(Dataset items)
================
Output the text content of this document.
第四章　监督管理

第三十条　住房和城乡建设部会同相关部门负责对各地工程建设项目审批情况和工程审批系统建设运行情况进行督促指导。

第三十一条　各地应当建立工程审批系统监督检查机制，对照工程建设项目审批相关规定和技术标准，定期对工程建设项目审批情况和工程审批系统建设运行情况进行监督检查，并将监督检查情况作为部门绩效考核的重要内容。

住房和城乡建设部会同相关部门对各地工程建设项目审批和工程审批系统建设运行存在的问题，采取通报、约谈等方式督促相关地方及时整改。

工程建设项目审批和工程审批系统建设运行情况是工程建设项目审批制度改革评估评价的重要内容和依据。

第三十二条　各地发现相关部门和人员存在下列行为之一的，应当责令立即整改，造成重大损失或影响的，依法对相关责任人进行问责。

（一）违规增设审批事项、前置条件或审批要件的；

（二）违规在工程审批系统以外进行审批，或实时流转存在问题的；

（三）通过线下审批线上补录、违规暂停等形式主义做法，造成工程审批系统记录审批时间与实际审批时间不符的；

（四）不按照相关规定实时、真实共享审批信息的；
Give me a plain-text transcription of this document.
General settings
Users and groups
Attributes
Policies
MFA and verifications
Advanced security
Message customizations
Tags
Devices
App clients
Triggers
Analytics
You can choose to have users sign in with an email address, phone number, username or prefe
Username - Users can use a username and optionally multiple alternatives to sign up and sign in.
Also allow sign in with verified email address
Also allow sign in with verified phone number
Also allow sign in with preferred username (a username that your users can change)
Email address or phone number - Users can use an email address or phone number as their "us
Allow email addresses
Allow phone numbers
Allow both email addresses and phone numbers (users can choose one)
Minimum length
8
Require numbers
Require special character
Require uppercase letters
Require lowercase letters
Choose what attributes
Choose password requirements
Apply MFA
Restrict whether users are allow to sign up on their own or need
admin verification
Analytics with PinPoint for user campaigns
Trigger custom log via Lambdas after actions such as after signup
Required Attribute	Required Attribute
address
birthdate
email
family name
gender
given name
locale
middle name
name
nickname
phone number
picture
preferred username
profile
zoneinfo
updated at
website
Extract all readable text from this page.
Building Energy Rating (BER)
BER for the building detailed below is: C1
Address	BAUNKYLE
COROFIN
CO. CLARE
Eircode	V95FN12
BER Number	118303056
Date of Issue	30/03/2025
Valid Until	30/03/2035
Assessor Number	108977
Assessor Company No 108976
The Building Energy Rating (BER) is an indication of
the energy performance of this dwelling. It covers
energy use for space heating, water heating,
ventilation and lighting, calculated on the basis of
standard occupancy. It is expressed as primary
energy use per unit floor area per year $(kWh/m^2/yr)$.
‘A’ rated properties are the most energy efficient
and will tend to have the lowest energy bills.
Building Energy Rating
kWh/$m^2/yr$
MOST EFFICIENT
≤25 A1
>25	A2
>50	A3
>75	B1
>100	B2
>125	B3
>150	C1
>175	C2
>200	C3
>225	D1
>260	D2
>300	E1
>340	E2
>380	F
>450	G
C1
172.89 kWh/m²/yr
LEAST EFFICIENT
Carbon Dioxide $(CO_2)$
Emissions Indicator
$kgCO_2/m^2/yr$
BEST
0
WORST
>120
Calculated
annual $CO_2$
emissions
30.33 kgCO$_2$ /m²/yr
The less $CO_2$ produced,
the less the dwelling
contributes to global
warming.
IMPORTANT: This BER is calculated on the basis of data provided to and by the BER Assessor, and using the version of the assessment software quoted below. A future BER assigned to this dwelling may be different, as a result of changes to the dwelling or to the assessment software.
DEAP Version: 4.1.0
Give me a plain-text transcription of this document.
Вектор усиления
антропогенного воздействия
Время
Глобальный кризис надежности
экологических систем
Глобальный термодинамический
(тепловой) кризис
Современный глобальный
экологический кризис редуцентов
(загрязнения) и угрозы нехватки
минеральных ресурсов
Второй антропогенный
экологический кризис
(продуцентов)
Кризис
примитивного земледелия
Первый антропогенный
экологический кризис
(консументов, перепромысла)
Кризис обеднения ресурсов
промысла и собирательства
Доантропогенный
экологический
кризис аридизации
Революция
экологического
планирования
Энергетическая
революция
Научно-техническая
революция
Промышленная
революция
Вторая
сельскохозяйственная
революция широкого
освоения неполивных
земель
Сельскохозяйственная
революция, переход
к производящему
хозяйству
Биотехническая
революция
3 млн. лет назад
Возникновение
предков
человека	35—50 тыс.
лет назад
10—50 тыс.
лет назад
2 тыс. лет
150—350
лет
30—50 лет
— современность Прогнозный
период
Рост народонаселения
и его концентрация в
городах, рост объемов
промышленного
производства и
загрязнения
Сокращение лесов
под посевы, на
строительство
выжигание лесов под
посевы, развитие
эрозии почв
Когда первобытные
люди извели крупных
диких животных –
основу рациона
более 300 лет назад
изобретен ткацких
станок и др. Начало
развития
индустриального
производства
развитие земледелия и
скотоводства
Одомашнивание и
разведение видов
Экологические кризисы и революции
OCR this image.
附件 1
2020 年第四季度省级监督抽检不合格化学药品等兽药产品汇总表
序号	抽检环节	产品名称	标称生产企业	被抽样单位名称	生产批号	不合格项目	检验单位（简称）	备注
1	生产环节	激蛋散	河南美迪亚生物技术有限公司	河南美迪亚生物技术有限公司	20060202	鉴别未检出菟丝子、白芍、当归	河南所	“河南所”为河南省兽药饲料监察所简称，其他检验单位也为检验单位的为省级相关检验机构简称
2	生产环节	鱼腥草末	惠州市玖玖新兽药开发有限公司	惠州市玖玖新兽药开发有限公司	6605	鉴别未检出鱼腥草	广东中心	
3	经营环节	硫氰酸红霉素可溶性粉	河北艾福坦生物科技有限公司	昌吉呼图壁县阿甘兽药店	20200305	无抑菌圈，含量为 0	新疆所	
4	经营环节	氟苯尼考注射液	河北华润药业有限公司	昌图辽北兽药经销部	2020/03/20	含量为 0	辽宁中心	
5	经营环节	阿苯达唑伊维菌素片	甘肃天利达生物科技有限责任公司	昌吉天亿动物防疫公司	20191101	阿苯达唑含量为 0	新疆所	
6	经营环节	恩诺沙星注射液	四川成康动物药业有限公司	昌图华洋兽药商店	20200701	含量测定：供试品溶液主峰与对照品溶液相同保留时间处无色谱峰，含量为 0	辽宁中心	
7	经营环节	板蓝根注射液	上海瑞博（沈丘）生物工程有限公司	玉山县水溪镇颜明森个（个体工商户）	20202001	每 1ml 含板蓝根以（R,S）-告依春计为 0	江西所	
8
================
TO DO |
Take the lines above and print them exactly.

SOLVED EXERCISE |
Output the text content of this document.
第四章　监督管理

第三十条　住房和城乡建设部会同相关部门负责对各地工程建设项目审批情况和工程审批系统建设运行情况进行督促指导。

第三十一条　各地应当建立工程审批系统监督检查机制，对照工程建设项目审批相关规定和技术标准，定期对工程建设项目审批情况和工程审批系统建设运行情况进行监督检查，并将监督检查情况作为部门绩效考核的重要内容。

住房和城乡建设部会同相关部门对各地工程建设项目审批和工程审批系统建设运行存在的问题，采取通报、约谈等方式督促相关地方及时整改。

工程建设项目审批和工程审批系统建设运行情况是工程建设项目审批制度改革评估评价的重要内容和依据。

第三十二条　各地发现相关部门和人员存在下列行为之一的，应当责令立即整改，造成重大损失或影响的，依法对相关责任人进行问责。

（一）违规增设审批事项、前置条件或审批要件的；

（二）违规在工程审批系统以外进行审批，或实时流转存在问题的；

（三）通过线下审批线上补录、违规暂停等形式主义做法，造成工程审批系统记录审批时间与实际审批时间不符的；

（四）不按照相关规定实时、真实共享审批信息的；
Give me a plain-text transcription of this document.
General settings
Users and groups
Attributes
Policies
MFA and verifications
Advanced security
Message customizations
Tags
Devices
App clients
Triggers
Analytics
You can choose to have users sign in with an email address, phone number, username or prefe
Username - Users can use a username and optionally multiple alternatives to sign up and sign in.
Also allow sign in with verified email address
Also allow sign in with verified phone number
Also allow sign in with preferred username (a username that your users can change)
Email address or phone number - Users can use an email address or phone number as their "us
Allow email addresses
Allow phone numbers
Allow both email addresses and phone numbers (users can choose one)
Minimum length
8
Require numbers
Require special character
Require uppercase letters
Require lowercase letters
Choose what attributes
Choose password requirements
Apply MFA
Restrict whether users are allow to sign up on their own or need
admin verification
Analytics with PinPoint for user campaigns
Trigger custom log via Lambdas after actions such as after signup
Required Attribute	Required Attribute
address
birthdate
email
family name
gender
given name
locale
middle name
name
nickname
phone number
picture
preferred username
profile
zoneinfo
updated at
website
Extract all readable text from this page.
Building Energy Rating (BER)
BER for the building detailed below is: C1
Address	BAUNKYLE
COROFIN
CO. CLARE
Eircode	V95FN12
BER Number	118303056
Date of Issue	30/03/2025
Valid Until	30/03/2035
Assessor Number	108977
Assessor Company No 108976
The Building Energy Rating (BER) is an indication of
the energy performance of this dwelling. It covers
energy use for space heating, water heating,
ventilation and lighting, calculated on the basis of
standard occupancy. It is expressed as primary
energy use per unit floor area per year $(kWh/m^2/yr)$.
‘A’ rated properties are the most energy efficient
and will tend to have the lowest energy bills.
Building Energy Rating
kWh/$m^2/yr$
MOST EFFICIENT
≤25 A1
>25	A2
>50	A3
>75	B1
>100	B2
>125	B3
>150	C1
>175	C2
>200	C3
>225	D1
>260	D2
>300	E1
>340	E2
>380	F
>450	G
C1
172.89 kWh/m²/yr
LEAST EFFICIENT
Carbon Dioxide $(CO_2)$
Emissions Indicator
$kgCO_2/m^2/yr$
BEST
0
WORST
>120
Calculated
annual $CO_2$
emissions
30.33 kgCO$_2$ /m²/yr
The less $CO_2$ produced,
the less the dwelling
contributes to global
warming.
IMPORTANT: This BER is calculated on the basis of data provided to and by the BER Assessor, and using the version of the assessment software quoted below. A future BER assigned to this dwelling may be different, as a result of changes to the dwelling or to the assessment software.
DEAP Version: 4.1.0
Give me a plain-text transcription of this document.
Вектор усиления
антропогенного воздействия
Время
Глобальный кризис надежности
экологических систем
Глобальный термодинамический
(тепловой) кризис
Современный глобальный
экологический кризис редуцентов
(загрязнения) и угрозы нехватки
минеральных ресурсов
Второй антропогенный
экологический кризис
(продуцентов)
Кризис
примитивного земледелия
Первый антропогенный
экологический кризис
(консументов, перепромысла)
Кризис обеднения ресурсов
промысла и собирательства
Доантропогенный
экологический
кризис аридизации
Революция
экологического
планирования
Энергетическая
революция
Научно-техническая
революция
Промышленная
революция
Вторая
сельскохозяйственная
революция широкого
освоения неполивных
земель
Сельскохозяйственная
революция, переход
к производящему
хозяйству
Биотехническая
революция
3 млн. лет назад
Возникновение
предков
человека	35—50 тыс.
лет назад
10—50 тыс.
лет назад
2 тыс. лет
150—350
лет
30—50 лет
— современность Прогнозный
период
Рост народонаселения
и его концентрация в
городах, рост объемов
промышленного
производства и
загрязнения
Сокращение лесов
под посевы, на
строительство
выжигание лесов под
посевы, развитие
эрозии почв
Когда первобытные
люди извели крупных
диких животных –
основу рациона
более 300 лет назад
изобретен ткацких
станок и др. Начало
развития
индустриального
производства
развитие земледелия и
скотоводства
Одомашнивание и
разведение видов
Экологические кризисы и революции
OCR this image.
附件 1
2020 年第四季度省级监督抽检不合格化学药品等兽药产品汇总表
序号	抽检环节	产品名称	标称生产企业	被抽样单位名称	生产批号	不合格项目	检验单位（简称）	备注
1	生产环节	激蛋散	河南美迪亚生物技术有限公司	河南美迪亚生物技术有限公司	20060202	鉴别未检出菟丝子、白芍、当归	河南所	“河南所”为河南省兽药饲料监察所简称，其他检验单位也为检验单位的为省级相关检验机构简称
2	生产环节	鱼腥草末	惠州市玖玖新兽药开发有限公司	惠州市玖玖新兽药开发有限公司	6605	鉴别未检出鱼腥草	广东中心	
3	经营环节	硫氰酸红霉素可溶性粉	河北艾福坦生物科技有限公司	昌吉呼图壁县阿甘兽药店	20200305	无抑菌圈，含量为 0	新疆所	
4	经营环节	氟苯尼考注射液	河北华润药业有限公司	昌图辽北兽药经销部	2020/03/20	含量为 0	辽宁中心	
5	经营环节	阿苯达唑伊维菌素片	甘肃天利达生物科技有限责任公司	昌吉天亿动物防疫公司	20191101	阿苯达唑含量为 0	新疆所	
6	经营环节	恩诺沙星注射液	四川成康动物药业有限公司	昌图华洋兽药商店	20200701	含量测定：供试品溶液主峰与对照品溶液相同保留时间处无色谱峰，含量为 0	辽宁中心	
7	经营环节	板蓝根注射液	上海瑞博（沈丘）生物工程有限公司	玉山县水溪镇颜明森个（个体工商户）	20202001	每 1ml 含板蓝根以（R,S）-告依春计为 0	江西所	
8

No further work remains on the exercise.